Work to do –
Copy the records below exactly as they appear.

Information given –

━━━━━━━━━━━━━━━━

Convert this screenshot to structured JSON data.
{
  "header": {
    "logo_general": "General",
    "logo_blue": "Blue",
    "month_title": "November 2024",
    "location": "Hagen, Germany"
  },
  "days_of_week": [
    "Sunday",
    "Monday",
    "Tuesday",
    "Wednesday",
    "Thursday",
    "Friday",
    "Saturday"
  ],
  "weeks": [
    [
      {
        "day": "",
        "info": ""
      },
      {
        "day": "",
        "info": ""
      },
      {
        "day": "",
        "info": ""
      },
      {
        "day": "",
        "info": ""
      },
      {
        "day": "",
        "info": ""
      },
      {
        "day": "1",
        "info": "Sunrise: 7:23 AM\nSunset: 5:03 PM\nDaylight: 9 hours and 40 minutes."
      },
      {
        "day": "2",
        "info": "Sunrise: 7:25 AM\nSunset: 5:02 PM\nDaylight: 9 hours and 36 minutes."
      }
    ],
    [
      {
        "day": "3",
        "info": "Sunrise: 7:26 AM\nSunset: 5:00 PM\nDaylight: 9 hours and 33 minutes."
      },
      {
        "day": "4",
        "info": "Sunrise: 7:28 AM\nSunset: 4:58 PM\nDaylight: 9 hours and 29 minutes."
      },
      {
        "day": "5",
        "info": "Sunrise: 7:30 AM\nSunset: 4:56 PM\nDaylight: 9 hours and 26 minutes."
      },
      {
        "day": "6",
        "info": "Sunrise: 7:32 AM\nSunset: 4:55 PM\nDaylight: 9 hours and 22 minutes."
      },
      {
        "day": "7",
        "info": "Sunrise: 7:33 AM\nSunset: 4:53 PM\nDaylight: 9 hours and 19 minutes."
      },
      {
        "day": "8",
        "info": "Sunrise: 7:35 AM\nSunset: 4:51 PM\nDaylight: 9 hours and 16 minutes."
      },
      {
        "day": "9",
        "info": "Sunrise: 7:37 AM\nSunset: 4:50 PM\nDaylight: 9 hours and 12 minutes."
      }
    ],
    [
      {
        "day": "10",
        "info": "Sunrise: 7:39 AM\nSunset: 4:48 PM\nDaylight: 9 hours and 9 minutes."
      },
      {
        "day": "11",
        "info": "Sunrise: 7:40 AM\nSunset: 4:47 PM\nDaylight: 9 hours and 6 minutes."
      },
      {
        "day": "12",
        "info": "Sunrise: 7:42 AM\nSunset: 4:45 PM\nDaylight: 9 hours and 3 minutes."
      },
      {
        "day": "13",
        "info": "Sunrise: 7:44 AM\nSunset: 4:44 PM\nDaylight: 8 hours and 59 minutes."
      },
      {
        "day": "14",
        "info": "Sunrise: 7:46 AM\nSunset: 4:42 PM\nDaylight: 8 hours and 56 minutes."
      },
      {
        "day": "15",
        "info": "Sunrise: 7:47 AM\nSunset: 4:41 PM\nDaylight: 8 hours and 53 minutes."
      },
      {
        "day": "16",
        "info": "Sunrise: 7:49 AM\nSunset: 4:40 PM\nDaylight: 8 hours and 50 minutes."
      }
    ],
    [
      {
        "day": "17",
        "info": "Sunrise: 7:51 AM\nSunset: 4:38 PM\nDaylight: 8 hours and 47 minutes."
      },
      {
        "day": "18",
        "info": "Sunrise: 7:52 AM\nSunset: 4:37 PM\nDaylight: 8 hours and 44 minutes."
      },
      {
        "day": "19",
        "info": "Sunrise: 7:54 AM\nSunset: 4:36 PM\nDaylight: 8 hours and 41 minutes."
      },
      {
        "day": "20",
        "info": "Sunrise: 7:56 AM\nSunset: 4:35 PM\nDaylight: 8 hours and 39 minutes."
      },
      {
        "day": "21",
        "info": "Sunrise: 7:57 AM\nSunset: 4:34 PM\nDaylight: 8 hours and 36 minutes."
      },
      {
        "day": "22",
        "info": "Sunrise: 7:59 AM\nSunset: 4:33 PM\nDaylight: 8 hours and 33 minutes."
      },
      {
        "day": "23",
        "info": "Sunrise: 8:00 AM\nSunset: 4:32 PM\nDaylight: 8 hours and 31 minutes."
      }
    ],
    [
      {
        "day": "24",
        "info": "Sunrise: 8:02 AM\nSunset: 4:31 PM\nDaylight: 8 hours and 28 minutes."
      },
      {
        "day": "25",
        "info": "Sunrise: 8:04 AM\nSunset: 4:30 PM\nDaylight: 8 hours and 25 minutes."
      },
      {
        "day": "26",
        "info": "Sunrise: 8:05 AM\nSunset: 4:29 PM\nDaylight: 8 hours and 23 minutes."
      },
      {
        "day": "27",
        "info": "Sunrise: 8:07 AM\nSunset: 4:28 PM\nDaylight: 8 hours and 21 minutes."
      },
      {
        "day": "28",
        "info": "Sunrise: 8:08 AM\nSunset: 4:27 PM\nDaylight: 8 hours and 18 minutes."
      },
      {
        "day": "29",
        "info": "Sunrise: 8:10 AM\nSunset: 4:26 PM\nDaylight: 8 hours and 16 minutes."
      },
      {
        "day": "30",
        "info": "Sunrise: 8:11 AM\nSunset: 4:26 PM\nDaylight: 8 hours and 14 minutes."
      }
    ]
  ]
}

━━━━━━━━━━━━━━━━

Result of this exercise –
Convert this screenshot to structured JSON data.
{
  "header": {
    "logo_general": "General",
    "logo_blue": "Blue",
    "month_title": "November 2024",
    "location": "Hagen, Germany"
  },
  "days_of_week": [
    "Sunday",
    "Monday",
    "Tuesday",
    "Wednesday",
    "Thursday",
    "Friday",
    "Saturday"
  ],
  "weeks": [
    [
      {
        "day": "",
        "info": ""
      },
      {
        "day": "",
        "info": ""
      },
      {
        "day": "",
        "info": ""
      },
      {
        "day": "",
        "info": ""
      },
      {
        "day": "",
        "info": ""
      },
      {
        "day": "1",
        "info": "Sunrise: 7:23 AM\nSunset: 5:03 PM\nDaylight: 9 hours and 40 minutes."
      },
      {
        "day": "2",
        "info": "Sunrise: 7:25 AM\nSunset: 5:02 PM\nDaylight: 9 hours and 36 minutes."
      }
    ],
    [
      {
        "day": "3",
        "info": "Sunrise: 7:26 AM\nSunset: 5:00 PM\nDaylight: 9 hours and 33 minutes."
      },
      {
        "day": "4",
        "info": "Sunrise: 7:28 AM\nSunset: 4:58 PM\nDaylight: 9 hours and 29 minutes."
      },
      {
        "day": "5",
        "info": "Sunrise: 7:30 AM\nSunset: 4:56 PM\nDaylight: 9 hours and 26 minutes."
      },
      {
        "day": "6",
        "info": "Sunrise: 7:32 AM\nSunset: 4:55 PM\nDaylight: 9 hours and 22 minutes."
      },
      {
        "day": "7",
        "info": "Sunrise: 7:33 AM\nSunset: 4:53 PM\nDaylight: 9 hours and 19 minutes."
      },
      {
        "day": "8",
        "info": "Sunrise: 7:35 AM\nSunset: 4:51 PM\nDaylight: 9 hours and 16 minutes."
      },
      {
        "day": "9",
        "info": "Sunrise: 7:37 AM\nSunset: 4:50 PM\nDaylight: 9 hours and 12 minutes."
      }
    ],
    [
      {
        "day": "10",
        "info": "Sunrise: 7:39 AM\nSunset: 4:48 PM\nDaylight: 9 hours and 9 minutes."
      },
      {
        "day": "11",
        "info": "Sunrise: 7:40 AM\nSunset: 4:47 PM\nDaylight: 9 hours and 6 minutes."
      },
      {
        "day": "12",
        "info": "Sunrise: 7:42 AM\nSunset: 4:45 PM\nDaylight: 9 hours and 3 minutes."
      },
      {
        "day": "13",
        "info": "Sunrise: 7:44 AM\nSunset: 4:44 PM\nDaylight: 8 hours and 59 minutes."
      },
      {
        "day": "14",
        "info": "Sunrise: 7:46 AM\nSunset: 4:42 PM\nDaylight: 8 hours and 56 minutes."
      },
      {
        "day": "15",
        "info": "Sunrise: 7:47 AM\nSunset: 4:41 PM\nDaylight: 8 hours and 53 minutes."
      },
      {
        "day": "16",
        "info": "Sunrise: 7:49 AM\nSunset: 4:40 PM\nDaylight: 8 hours and 50 minutes."
      }
    ],
    [
      {
        "day": "17",
        "info": "Sunrise: 7:51 AM\nSunset: 4:38 PM\nDaylight: 8 hours and 47 minutes."
      },
      {
        "day": "18",
        "info": "Sunrise: 7:52 AM\nSunset: 4:37 PM\nDaylight: 8 hours and 44 minutes."
      },
      {
        "day": "19",
        "info": "Sunrise: 7:54 AM\nSunset: 4:36 PM\nDaylight: 8 hours and 41 minutes."
      },
      {
        "day": "20",
        "info": "Sunrise: 7:56 AM\nSunset: 4:35 PM\nDaylight: 8 hours and 39 minutes."
      },
      {
        "day": "21",
        "info": "Sunrise: 7:57 AM\nSunset: 4:34 PM\nDaylight: 8 hours and 36 minutes."
      },
      {
        "day": "22",
        "info": "Sunrise: 7:59 AM\nSunset: 4:33 PM\nDaylight: 8 hours and 33 minutes."
      },
      {
        "day": "23",
        "info": "Sunrise: 8:00 AM\nSunset: 4:32 PM\nDaylight: 8 hours and 31 minutes."
      }
    ],
    [
      {
        "day": "24",
        "info": "Sunrise: 8:02 AM\nSunset: 4:31 PM\nDaylight: 8 hours and 28 minutes."
      },
      {
        "day": "25",
        "info": "Sunrise: 8:04 AM\nSunset: 4:30 PM\nDaylight: 8 hours and 25 minutes."
      },
      {
        "day": "26",
        "info": "Sunrise: 8:05 AM\nSunset: 4:29 PM\nDaylight: 8 hours and 23 minutes."
      },
      {
        "day": "27",
        "info": "Sunrise: 8:07 AM\nSunset: 4:28 PM\nDaylight: 8 hours and 21 minutes."
      },
      {
        "day": "28",
        "info": "Sunrise: 8:08 AM\nSunset: 4:27 PM\nDaylight: 8 hours and 18 minutes."
      },
      {
        "day": "29",
        "info": "Sunrise: 8:10 AM\nSunset: 4:26 PM\nDaylight: 8 hours and 16 minutes."
      },
      {
        "day": "30",
        "info": "Sunrise: 8:11 AM\nSunset: 4:26 PM\nDaylight: 8 hours and 14 minutes."
      }
    ]
  ]
}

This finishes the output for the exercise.